Stored data
_ _ _ _

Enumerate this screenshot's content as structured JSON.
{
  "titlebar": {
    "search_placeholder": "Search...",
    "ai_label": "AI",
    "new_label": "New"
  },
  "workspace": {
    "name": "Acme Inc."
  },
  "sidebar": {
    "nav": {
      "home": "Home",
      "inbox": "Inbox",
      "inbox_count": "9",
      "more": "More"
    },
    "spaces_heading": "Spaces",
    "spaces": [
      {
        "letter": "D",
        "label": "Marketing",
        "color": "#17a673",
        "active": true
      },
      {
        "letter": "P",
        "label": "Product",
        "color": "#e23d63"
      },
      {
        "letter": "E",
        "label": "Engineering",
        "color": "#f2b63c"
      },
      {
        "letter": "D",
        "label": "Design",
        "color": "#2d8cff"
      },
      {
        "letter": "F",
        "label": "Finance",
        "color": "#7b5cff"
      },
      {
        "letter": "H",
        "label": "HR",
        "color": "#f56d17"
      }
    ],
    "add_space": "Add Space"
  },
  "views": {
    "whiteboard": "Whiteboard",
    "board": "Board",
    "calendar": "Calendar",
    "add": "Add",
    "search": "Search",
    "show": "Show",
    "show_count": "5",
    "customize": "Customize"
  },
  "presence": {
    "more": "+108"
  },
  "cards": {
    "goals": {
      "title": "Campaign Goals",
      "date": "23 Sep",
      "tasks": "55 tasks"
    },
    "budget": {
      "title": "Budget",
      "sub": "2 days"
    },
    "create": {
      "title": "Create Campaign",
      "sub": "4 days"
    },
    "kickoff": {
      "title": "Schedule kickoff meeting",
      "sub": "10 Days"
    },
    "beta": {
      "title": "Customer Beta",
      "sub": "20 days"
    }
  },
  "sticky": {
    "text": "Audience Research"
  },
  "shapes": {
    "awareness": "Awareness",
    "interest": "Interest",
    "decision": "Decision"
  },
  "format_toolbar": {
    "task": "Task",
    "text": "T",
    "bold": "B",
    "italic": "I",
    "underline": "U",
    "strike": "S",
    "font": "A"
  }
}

_ _ _ _

Goal:
From the data above, gather every line that includes the word "Campaign".

Full response:
      "title": "Campaign Goals",
      "title": "Create Campaign",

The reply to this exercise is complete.